• _REQUIRED WORK_
Below are entries. Pull out all lines containing "page".
▬▬▬▬▬▬
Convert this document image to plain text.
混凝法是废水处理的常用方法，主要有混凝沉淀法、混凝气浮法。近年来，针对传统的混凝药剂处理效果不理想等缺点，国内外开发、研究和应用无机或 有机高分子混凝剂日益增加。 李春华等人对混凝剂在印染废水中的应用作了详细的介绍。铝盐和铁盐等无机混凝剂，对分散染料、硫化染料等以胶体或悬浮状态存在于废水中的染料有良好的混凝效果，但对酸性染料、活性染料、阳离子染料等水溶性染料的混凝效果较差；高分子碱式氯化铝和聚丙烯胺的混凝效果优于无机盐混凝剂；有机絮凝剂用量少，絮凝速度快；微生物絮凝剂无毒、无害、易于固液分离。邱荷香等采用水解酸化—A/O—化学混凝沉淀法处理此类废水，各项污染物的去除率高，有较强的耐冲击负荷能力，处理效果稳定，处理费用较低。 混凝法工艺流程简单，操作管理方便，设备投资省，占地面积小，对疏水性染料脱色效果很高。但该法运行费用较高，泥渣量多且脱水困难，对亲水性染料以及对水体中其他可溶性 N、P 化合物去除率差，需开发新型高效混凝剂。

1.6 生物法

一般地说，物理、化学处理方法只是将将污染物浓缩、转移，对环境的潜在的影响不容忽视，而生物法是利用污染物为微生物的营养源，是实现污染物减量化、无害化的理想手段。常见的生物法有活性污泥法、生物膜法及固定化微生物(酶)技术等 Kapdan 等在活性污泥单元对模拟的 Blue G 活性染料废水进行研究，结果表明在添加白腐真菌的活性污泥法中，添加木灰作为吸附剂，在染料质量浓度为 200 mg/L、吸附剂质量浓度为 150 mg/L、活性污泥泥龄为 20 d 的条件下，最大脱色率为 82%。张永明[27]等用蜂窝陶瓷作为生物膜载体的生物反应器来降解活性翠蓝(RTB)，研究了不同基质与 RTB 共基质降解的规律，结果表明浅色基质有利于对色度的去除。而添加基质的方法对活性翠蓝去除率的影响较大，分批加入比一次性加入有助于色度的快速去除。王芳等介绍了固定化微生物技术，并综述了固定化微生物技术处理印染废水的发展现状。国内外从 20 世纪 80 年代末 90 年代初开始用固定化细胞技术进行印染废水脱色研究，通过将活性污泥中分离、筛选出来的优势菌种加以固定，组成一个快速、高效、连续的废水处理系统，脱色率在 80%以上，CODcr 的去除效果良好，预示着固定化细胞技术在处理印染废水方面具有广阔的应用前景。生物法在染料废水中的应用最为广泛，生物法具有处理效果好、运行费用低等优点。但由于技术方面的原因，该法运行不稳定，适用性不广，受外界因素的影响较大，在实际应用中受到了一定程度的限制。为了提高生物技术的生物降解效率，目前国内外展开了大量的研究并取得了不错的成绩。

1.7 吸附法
▬▬▬▬▬▬
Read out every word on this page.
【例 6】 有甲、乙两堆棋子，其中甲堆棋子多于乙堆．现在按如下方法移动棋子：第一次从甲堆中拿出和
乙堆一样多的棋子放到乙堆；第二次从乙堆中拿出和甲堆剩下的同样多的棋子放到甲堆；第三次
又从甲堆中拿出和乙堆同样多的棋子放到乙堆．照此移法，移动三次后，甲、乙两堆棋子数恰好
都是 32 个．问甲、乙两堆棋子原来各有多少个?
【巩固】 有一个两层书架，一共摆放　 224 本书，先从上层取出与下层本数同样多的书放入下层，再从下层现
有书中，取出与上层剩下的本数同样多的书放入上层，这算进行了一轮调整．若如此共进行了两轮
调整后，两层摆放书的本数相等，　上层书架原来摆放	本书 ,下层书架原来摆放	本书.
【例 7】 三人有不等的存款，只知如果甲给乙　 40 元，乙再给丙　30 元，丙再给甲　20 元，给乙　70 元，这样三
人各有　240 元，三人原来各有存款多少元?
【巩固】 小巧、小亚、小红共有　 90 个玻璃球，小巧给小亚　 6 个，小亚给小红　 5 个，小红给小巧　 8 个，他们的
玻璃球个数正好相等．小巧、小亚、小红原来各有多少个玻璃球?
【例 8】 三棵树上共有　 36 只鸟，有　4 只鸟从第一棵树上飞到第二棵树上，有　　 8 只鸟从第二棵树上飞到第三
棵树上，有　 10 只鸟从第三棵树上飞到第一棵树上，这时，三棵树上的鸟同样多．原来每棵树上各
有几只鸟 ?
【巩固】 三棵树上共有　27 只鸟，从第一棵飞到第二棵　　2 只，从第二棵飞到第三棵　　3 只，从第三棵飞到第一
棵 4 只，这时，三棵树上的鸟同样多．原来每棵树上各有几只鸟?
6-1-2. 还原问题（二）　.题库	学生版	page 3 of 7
▬▬▬▬▬▬
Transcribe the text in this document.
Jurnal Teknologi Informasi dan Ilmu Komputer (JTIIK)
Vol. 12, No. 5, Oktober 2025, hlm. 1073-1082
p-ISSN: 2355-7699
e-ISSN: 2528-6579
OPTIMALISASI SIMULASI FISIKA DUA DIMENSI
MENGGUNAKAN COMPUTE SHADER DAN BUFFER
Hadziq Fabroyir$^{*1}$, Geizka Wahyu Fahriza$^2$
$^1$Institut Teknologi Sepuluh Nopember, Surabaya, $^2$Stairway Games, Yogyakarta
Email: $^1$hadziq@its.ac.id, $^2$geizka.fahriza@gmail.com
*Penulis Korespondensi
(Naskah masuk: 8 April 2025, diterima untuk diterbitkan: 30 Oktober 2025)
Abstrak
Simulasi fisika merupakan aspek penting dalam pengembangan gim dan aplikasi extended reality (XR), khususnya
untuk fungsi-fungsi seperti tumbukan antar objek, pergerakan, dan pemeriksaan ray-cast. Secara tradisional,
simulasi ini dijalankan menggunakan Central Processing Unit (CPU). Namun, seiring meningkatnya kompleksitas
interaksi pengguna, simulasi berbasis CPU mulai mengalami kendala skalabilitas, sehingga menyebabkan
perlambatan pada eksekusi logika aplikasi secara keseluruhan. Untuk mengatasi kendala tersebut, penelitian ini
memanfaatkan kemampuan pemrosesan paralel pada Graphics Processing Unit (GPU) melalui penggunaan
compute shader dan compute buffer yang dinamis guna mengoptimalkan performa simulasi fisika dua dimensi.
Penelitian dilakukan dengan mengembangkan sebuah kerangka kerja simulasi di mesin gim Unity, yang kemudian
▬▬▬▬▬▬
• _RESPONSE_
Read out every word on this page.
6-1-2. 还原问题（二）　.题库	学生版	page 3 of 7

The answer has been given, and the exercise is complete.